YOUR INSTRUCTIONS:
Where does the string "ливадама" appear in the records? Copy every line that contains it.

GIVEN RECORDS:

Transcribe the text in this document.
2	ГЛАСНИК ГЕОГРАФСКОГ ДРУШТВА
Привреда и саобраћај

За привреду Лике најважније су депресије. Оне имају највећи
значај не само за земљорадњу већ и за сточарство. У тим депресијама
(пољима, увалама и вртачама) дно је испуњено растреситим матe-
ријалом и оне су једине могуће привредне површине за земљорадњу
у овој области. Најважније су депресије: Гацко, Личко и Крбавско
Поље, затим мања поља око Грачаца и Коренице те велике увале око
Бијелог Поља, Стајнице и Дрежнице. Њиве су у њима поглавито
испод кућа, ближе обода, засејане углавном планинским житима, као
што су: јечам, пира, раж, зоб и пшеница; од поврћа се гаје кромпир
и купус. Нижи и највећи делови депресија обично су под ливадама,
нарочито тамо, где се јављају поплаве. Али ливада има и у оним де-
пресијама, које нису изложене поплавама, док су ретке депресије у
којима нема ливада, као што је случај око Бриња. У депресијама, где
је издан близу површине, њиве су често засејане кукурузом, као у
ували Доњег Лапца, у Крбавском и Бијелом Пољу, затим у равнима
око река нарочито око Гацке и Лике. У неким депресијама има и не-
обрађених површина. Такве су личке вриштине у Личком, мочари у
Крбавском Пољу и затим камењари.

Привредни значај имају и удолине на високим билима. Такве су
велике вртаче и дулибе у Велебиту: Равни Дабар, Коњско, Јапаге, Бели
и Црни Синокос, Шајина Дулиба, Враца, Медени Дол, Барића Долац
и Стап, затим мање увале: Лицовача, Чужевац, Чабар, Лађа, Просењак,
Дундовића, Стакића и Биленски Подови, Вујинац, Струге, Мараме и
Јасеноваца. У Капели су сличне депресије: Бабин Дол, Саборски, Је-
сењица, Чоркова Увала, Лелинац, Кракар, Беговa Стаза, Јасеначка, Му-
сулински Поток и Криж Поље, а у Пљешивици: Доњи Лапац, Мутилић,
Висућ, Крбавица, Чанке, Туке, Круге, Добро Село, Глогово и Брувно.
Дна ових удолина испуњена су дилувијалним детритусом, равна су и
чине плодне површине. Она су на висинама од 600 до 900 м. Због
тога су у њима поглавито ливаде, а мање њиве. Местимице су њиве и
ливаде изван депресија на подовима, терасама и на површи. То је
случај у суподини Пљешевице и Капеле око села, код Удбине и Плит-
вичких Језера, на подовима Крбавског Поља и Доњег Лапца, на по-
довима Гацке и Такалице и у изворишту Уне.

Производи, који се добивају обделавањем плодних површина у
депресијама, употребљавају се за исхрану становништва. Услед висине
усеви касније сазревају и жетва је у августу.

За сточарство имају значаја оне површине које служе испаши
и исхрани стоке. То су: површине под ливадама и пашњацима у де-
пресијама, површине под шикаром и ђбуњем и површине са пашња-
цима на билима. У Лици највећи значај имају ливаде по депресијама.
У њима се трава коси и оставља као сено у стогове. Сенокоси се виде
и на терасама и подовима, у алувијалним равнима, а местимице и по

--

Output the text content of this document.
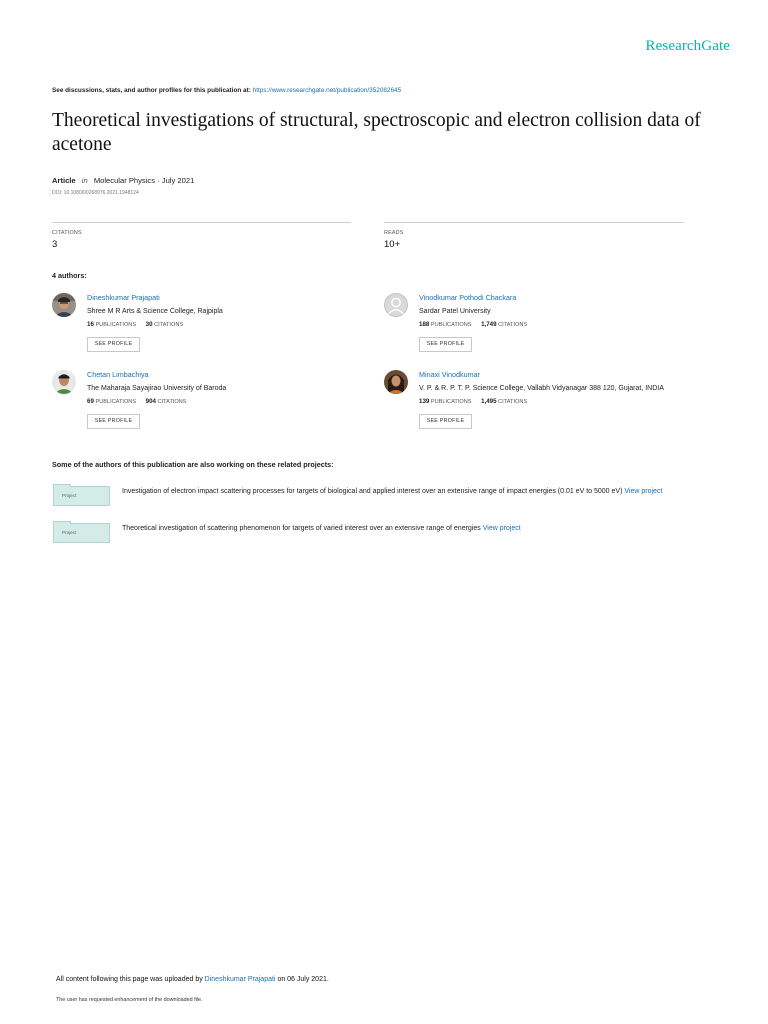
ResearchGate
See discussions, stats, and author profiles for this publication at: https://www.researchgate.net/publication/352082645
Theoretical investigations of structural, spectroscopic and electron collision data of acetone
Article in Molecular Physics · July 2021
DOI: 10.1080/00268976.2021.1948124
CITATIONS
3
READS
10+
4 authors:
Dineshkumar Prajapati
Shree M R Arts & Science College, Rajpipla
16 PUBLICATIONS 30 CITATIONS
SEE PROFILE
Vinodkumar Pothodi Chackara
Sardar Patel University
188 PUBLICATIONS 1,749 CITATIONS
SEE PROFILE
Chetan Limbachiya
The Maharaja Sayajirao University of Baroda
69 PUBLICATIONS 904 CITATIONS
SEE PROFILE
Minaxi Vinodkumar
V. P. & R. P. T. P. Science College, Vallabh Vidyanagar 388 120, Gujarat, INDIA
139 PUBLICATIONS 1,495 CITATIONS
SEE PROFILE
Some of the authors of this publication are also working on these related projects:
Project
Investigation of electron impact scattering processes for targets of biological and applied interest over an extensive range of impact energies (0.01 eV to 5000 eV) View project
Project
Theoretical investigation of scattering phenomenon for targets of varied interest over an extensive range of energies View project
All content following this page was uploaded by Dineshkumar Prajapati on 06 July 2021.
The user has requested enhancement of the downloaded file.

EXERCISE SOLUTION:
и купус. Нижи и највећи делови депресија обично су под ливадама,
и исхрани стоке. То су: површине под ливадама и пашњацима у де-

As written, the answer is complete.